DATA RECORDS:
*-*-*
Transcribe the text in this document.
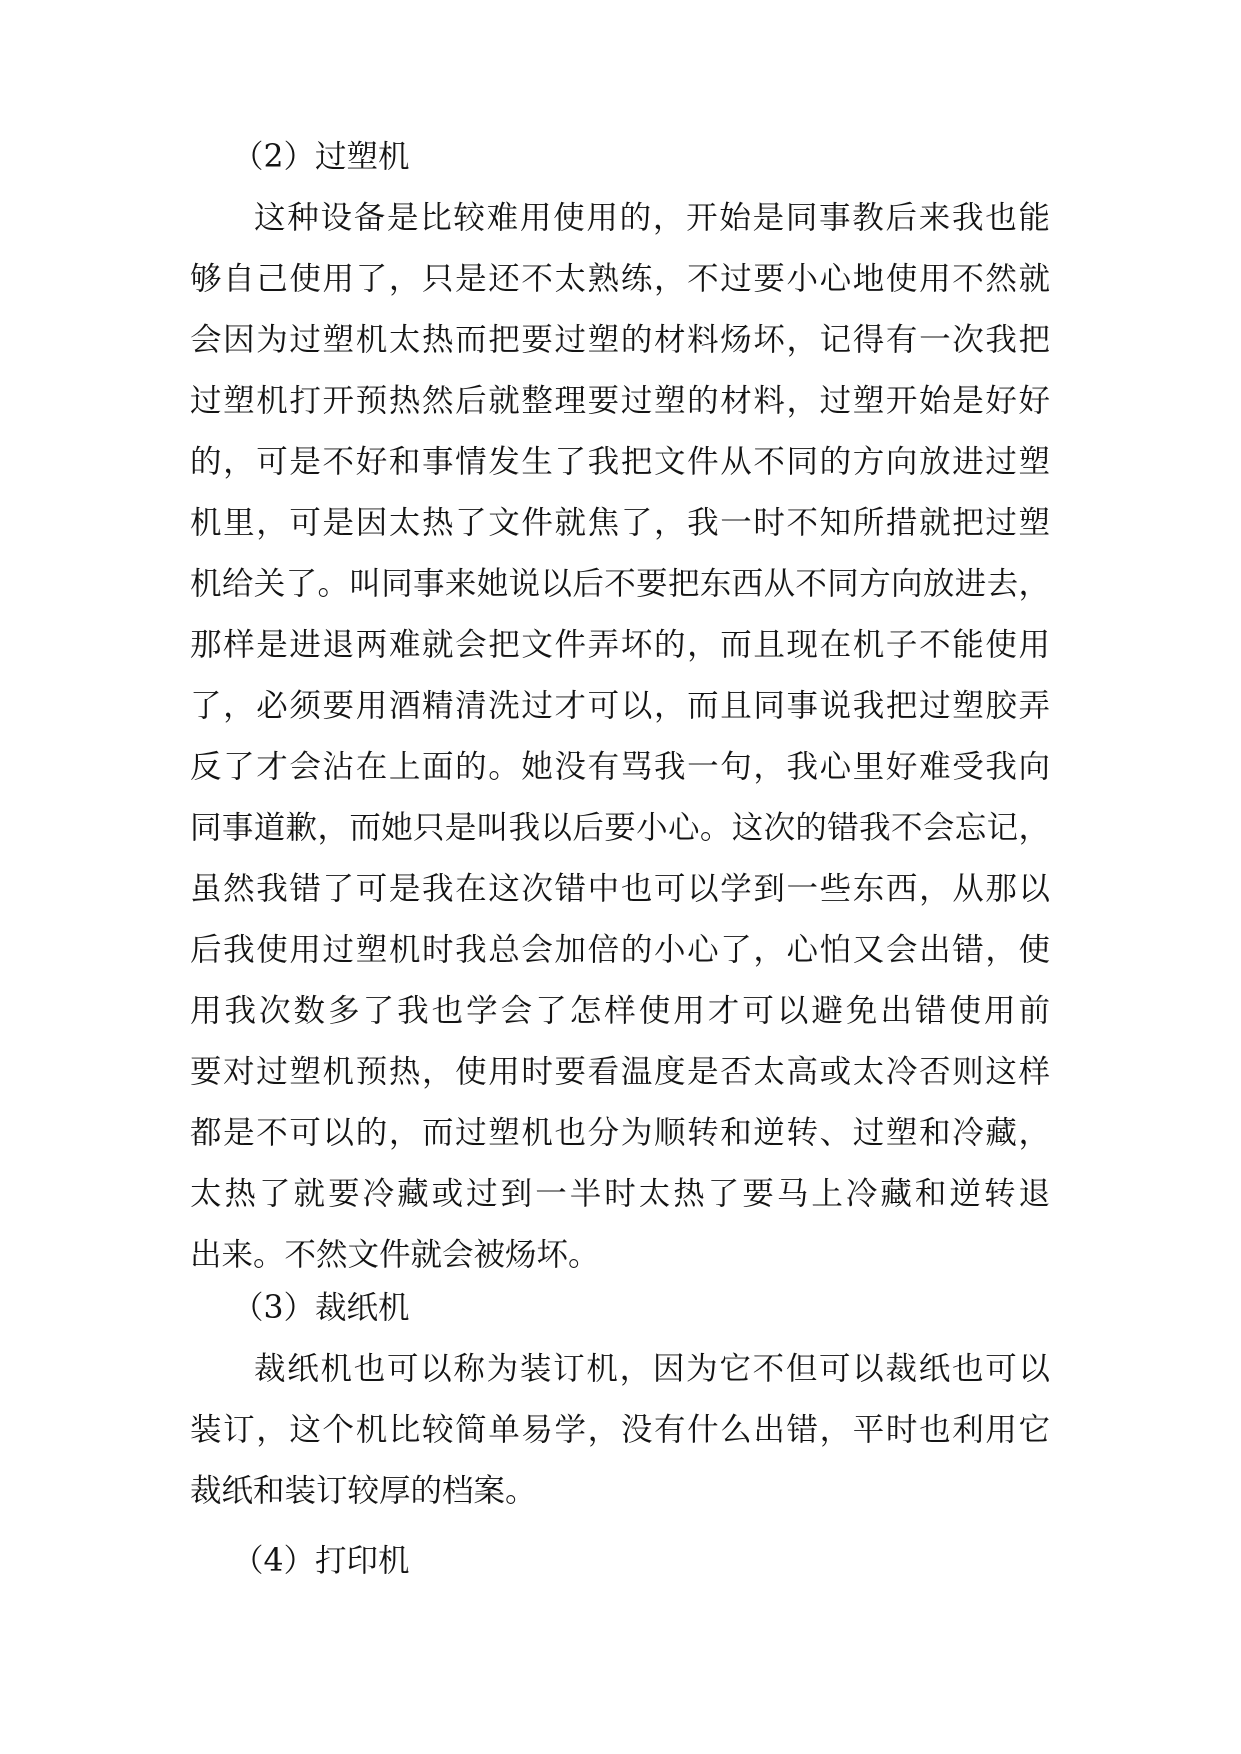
（2）过塑机
这种设备是比较难用使用的，开始是同事教后来我也能
够自己使用了，只是还不太熟练，不过要小心地使用不然就
会因为过塑机太热而把要过塑的材料炀坏，记得有一次我把
过塑机打开预热然后就整理要过塑的材料，过塑开始是好好
的，可是不好和事情发生了我把文件从不同的方向放进过塑
机里，可是因太热了文件就焦了，我一时不知所措就把过塑
机给关了。叫同事来她说以后不要把东西从不同方向放进去，
那样是进退两难就会把文件弄坏的，而且现在机子不能使用
了，必须要用酒精清洗过才可以，而且同事说我把过塑胶弄
反了才会沾在上面的。她没有骂我一句，我心里好难受我向
同事道歉，而她只是叫我以后要小心。这次的错我不会忘记，
虽然我错了可是我在这次错中也可以学到一些东西，从那以
后我使用过塑机时我总会加倍的小心了，心怕又会出错，使
用我次数多了我也学会了怎样使用才可以避免出错使用前
要对过塑机预热，使用时要看温度是否太高或太冷否则这样
都是不可以的，而过塑机也分为顺转和逆转、过塑和冷藏，
太热了就要冷藏或过到一半时太热了要马上冷藏和逆转退
出来。不然文件就会被炀坏。
（3）裁纸机
裁纸机也可以称为装订机，因为它不但可以裁纸也可以
装订，这个机比较简单易学，没有什么出错，平时也利用它
裁纸和装订较厚的档案。
（4）打印机
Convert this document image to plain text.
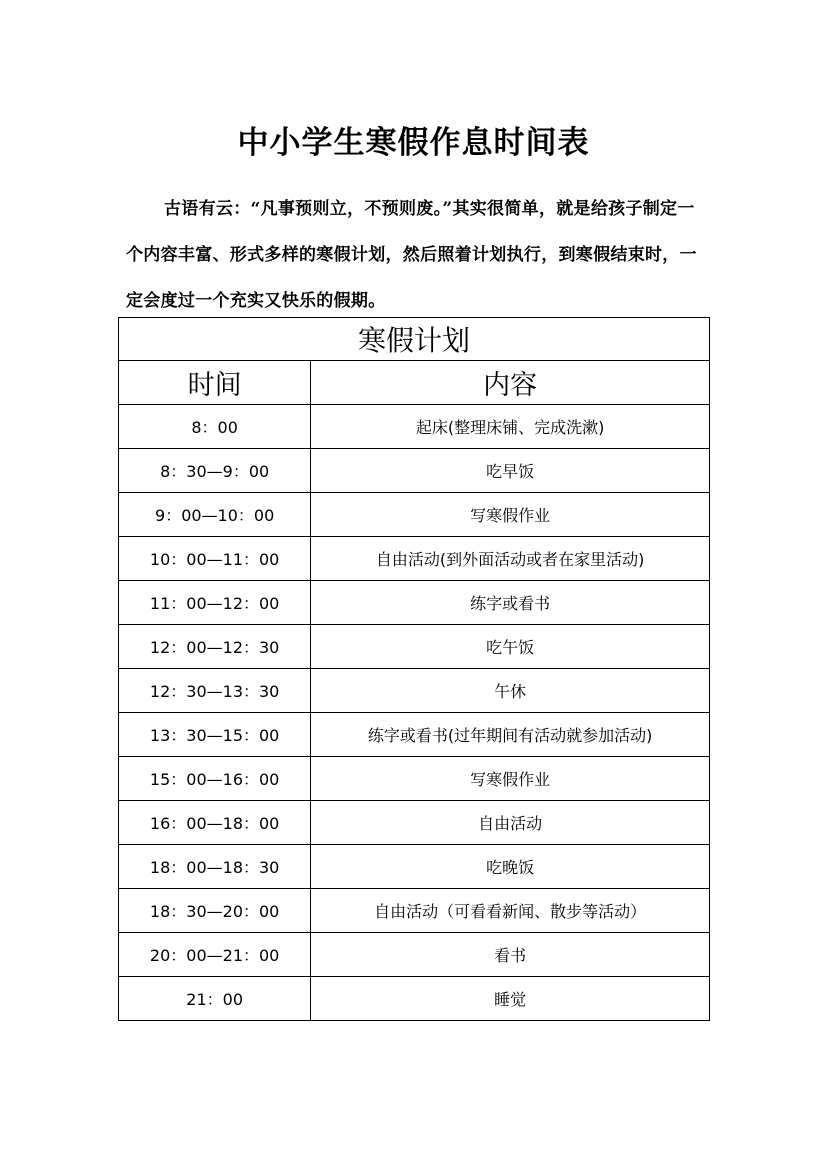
中小学生寒假作息时间表

古语有云：“凡事预则立，不预则废。”其实很简单，就是给孩子制定一个内容丰富、形式多样的寒假计划，然后照着计划执行，到寒假结束时，一定会度过一个充实又快乐的假期。

寒假计划	
时间	内容
8：00	起床(整理床铺、完成洗漱)
8：30—9：00	吃早饭
9：00—10：00	写寒假作业
10：00—11：00	自由活动(到外面活动或者在家里活动)
11：00—12：00	练字或看书
12：00—12：30	吃午饭
12：30—13：30	午休
13：30—15：00	练字或看书(过年期间有活动就参加活动)
15：00—16：00	写寒假作业
16：00—18：00	自由活动
18：00—18：30	吃晚饭
18：30—20：00	自由活动（可看看新闻、散步等活动）
20：00—21：00	看书
21：00	睡觉
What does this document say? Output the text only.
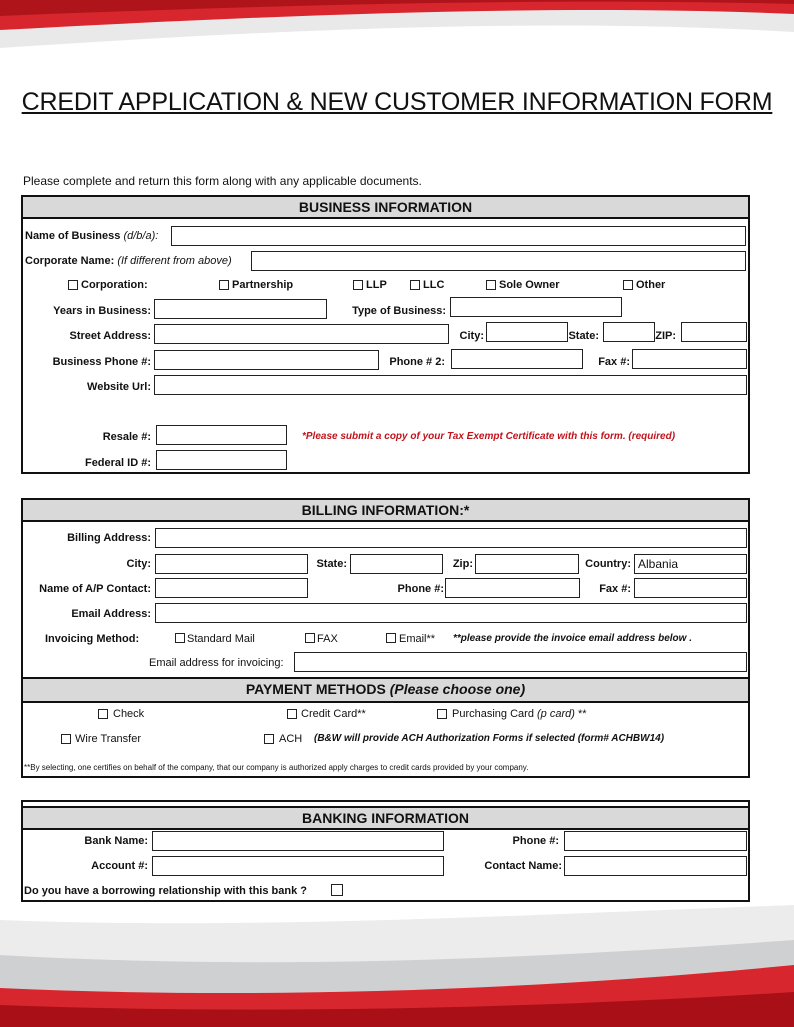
CREDIT APPLICATION & NEW CUSTOMER INFORMATION FORM
Please complete and return this form along with any applicable documents.
BUSINESS INFORMATION
Name of Business (d/b/a):
Corporate Name: (If different from above)
Corporation:	Partnership	LLP	LLC	Sole Owner	Other
Years in Business:	Type of Business:
Street Address:	City:	State:	ZIP:
Business Phone #:	Phone # 2:	Fax #:
Website Url:
Resale #:	*Please submit a copy of your Tax Exempt Certificate with this form. (required)
Federal ID #:
BILLING INFORMATION:*
Billing Address:
City:	State:	Zip:	Country: Albania
Name of A/P Contact:	Phone #:	Fax #:
Email Address:
Invoicing Method:	Standard Mail	FAX	Email** **please provide the invoice email address below .
Email address for invoicing:
PAYMENT METHODS (Please choose one)
Check	Credit Card**	Purchasing Card (p card) **
Wire Transfer	ACH (B&W will provide ACH Authorization Forms if selected (form# ACHBW14)
**By selecting, one certifies on behalf of the company, that our company is authorized apply charges to credit cards provided by your company.
BANKING INFORMATION
Bank Name:	Phone #:
Account #:	Contact Name:
Do you have a borrowing relationship with this bank ?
*-*-*
Scan the material above for the string "INFORMATION" and return the lines that hold it.

CREDIT APPLICATION & NEW CUSTOMER INFORMATION FORM
BUSINESS INFORMATION
BILLING INFORMATION:*
BANKING INFORMATION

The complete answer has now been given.